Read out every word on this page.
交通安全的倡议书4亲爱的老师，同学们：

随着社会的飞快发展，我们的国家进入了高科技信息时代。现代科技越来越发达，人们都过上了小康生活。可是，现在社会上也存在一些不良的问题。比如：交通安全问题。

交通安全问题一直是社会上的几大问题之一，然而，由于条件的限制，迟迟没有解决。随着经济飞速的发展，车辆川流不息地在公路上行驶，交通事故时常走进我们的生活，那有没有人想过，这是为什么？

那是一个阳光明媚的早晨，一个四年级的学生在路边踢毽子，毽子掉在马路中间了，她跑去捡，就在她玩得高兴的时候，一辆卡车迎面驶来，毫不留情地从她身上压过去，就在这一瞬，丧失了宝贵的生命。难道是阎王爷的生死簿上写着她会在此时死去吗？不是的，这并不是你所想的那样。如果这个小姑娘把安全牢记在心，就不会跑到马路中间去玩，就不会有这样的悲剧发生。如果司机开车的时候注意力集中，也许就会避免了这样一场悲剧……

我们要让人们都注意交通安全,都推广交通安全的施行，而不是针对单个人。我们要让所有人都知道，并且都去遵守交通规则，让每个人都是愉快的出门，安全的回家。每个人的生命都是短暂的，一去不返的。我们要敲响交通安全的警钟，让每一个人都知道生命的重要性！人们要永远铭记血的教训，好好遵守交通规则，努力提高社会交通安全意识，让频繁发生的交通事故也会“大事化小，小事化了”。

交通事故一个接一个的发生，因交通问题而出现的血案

▶ [EXERCISE TASK]:
Make an exact copy of every line in the data.

▶ [TASK SOLUTION]:
Read out every word on this page.
交通安全的倡议书4亲爱的老师，同学们：

随着社会的飞快发展，我们的国家进入了高科技信息时代。现代科技越来越发达，人们都过上了小康生活。可是，现在社会上也存在一些不良的问题。比如：交通安全问题。

交通安全问题一直是社会上的几大问题之一，然而，由于条件的限制，迟迟没有解决。随着经济飞速的发展，车辆川流不息地在公路上行驶，交通事故时常走进我们的生活，那有没有人想过，这是为什么？

那是一个阳光明媚的早晨，一个四年级的学生在路边踢毽子，毽子掉在马路中间了，她跑去捡，就在她玩得高兴的时候，一辆卡车迎面驶来，毫不留情地从她身上压过去，就在这一瞬，丧失了宝贵的生命。难道是阎王爷的生死簿上写着她会在此时死去吗？不是的，这并不是你所想的那样。如果这个小姑娘把安全牢记在心，就不会跑到马路中间去玩，就不会有这样的悲剧发生。如果司机开车的时候注意力集中，也许就会避免了这样一场悲剧……

我们要让人们都注意交通安全,都推广交通安全的施行，而不是针对单个人。我们要让所有人都知道，并且都去遵守交通规则，让每个人都是愉快的出门，安全的回家。每个人的生命都是短暂的，一去不返的。我们要敲响交通安全的警钟，让每一个人都知道生命的重要性！人们要永远铭记血的教训，好好遵守交通规则，努力提高社会交通安全意识，让频繁发生的交通事故也会“大事化小，小事化了”。

交通事故一个接一个的发生，因交通问题而出现的血案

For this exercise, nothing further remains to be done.